[Start DATA SHOWN]
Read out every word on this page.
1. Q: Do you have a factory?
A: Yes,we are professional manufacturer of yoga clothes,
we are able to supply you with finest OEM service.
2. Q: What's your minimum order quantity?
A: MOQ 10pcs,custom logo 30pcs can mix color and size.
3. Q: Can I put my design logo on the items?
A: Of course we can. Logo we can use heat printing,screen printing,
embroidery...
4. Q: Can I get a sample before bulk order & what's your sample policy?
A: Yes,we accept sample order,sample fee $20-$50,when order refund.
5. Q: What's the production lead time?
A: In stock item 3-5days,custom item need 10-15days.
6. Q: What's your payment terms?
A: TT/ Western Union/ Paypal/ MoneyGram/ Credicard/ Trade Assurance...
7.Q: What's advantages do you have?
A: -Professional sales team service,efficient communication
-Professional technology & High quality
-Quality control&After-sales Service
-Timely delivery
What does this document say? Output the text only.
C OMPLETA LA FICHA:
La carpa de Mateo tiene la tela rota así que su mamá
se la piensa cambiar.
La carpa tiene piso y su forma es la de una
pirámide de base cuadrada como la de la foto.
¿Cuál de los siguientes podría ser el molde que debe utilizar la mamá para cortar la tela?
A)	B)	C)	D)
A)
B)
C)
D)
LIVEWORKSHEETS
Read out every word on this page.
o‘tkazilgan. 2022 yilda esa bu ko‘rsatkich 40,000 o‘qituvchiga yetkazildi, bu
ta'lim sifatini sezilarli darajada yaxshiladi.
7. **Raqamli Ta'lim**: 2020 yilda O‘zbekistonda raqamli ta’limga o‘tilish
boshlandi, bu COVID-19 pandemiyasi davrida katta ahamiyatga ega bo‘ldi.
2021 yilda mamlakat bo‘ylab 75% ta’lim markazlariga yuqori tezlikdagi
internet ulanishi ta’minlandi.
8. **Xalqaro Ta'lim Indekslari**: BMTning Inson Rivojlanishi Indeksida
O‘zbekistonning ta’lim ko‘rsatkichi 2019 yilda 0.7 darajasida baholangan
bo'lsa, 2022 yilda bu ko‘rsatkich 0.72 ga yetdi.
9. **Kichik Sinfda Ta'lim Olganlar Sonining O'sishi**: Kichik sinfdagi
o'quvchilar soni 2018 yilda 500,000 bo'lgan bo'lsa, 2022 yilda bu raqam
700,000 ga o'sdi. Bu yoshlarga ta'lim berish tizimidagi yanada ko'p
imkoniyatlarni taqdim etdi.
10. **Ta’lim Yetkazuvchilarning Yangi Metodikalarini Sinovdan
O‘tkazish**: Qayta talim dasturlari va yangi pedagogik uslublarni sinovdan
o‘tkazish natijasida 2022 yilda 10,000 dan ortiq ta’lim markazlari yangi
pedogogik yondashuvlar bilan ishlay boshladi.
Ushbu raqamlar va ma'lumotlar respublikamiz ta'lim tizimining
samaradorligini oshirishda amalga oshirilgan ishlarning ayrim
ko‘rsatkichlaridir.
[End DATA SHOWN]
GOAL. Restate the listing above word for word.

RESPONSE BELOW.
Read out every word on this page.
1. Q: Do you have a factory?
A: Yes,we are professional manufacturer of yoga clothes,
we are able to supply you with finest OEM service.
2. Q: What's your minimum order quantity?
A: MOQ 10pcs,custom logo 30pcs can mix color and size.
3. Q: Can I put my design logo on the items?
A: Of course we can. Logo we can use heat printing,screen printing,
embroidery...
4. Q: Can I get a sample before bulk order & what's your sample policy?
A: Yes,we accept sample order,sample fee $20-$50,when order refund.
5. Q: What's the production lead time?
A: In stock item 3-5days,custom item need 10-15days.
6. Q: What's your payment terms?
A: TT/ Western Union/ Paypal/ MoneyGram/ Credicard/ Trade Assurance...
7.Q: What's advantages do you have?
A: -Professional sales team service,efficient communication
-Professional technology & High quality
-Quality control&After-sales Service
-Timely delivery
What does this document say? Output the text only.
C OMPLETA LA FICHA:
La carpa de Mateo tiene la tela rota así que su mamá
se la piensa cambiar.
La carpa tiene piso y su forma es la de una
pirámide de base cuadrada como la de la foto.
¿Cuál de los siguientes podría ser el molde que debe utilizar la mamá para cortar la tela?
A)	B)	C)	D)
A)
B)
C)
D)
LIVEWORKSHEETS
Read out every word on this page.
o‘tkazilgan. 2022 yilda esa bu ko‘rsatkich 40,000 o‘qituvchiga yetkazildi, bu
ta'lim sifatini sezilarli darajada yaxshiladi.
7. **Raqamli Ta'lim**: 2020 yilda O‘zbekistonda raqamli ta’limga o‘tilish
boshlandi, bu COVID-19 pandemiyasi davrida katta ahamiyatga ega bo‘ldi.
2021 yilda mamlakat bo‘ylab 75% ta’lim markazlariga yuqori tezlikdagi
internet ulanishi ta’minlandi.
8. **Xalqaro Ta'lim Indekslari**: BMTning Inson Rivojlanishi Indeksida
O‘zbekistonning ta’lim ko‘rsatkichi 2019 yilda 0.7 darajasida baholangan
bo'lsa, 2022 yilda bu ko‘rsatkich 0.72 ga yetdi.
9. **Kichik Sinfda Ta'lim Olganlar Sonining O'sishi**: Kichik sinfdagi
o'quvchilar soni 2018 yilda 500,000 bo'lgan bo'lsa, 2022 yilda bu raqam
700,000 ga o'sdi. Bu yoshlarga ta'lim berish tizimidagi yanada ko'p
imkoniyatlarni taqdim etdi.
10. **Ta’lim Yetkazuvchilarning Yangi Metodikalarini Sinovdan
O‘tkazish**: Qayta talim dasturlari va yangi pedagogik uslublarni sinovdan
o‘tkazish natijasida 2022 yilda 10,000 dan ortiq ta’lim markazlari yangi
pedogogik yondashuvlar bilan ishlay boshladi.
Ushbu raqamlar va ma'lumotlar respublikamiz ta'lim tizimining
samaradorligini oshirishda amalga oshirilgan ishlarning ayrim
ko‘rsatkichlaridir.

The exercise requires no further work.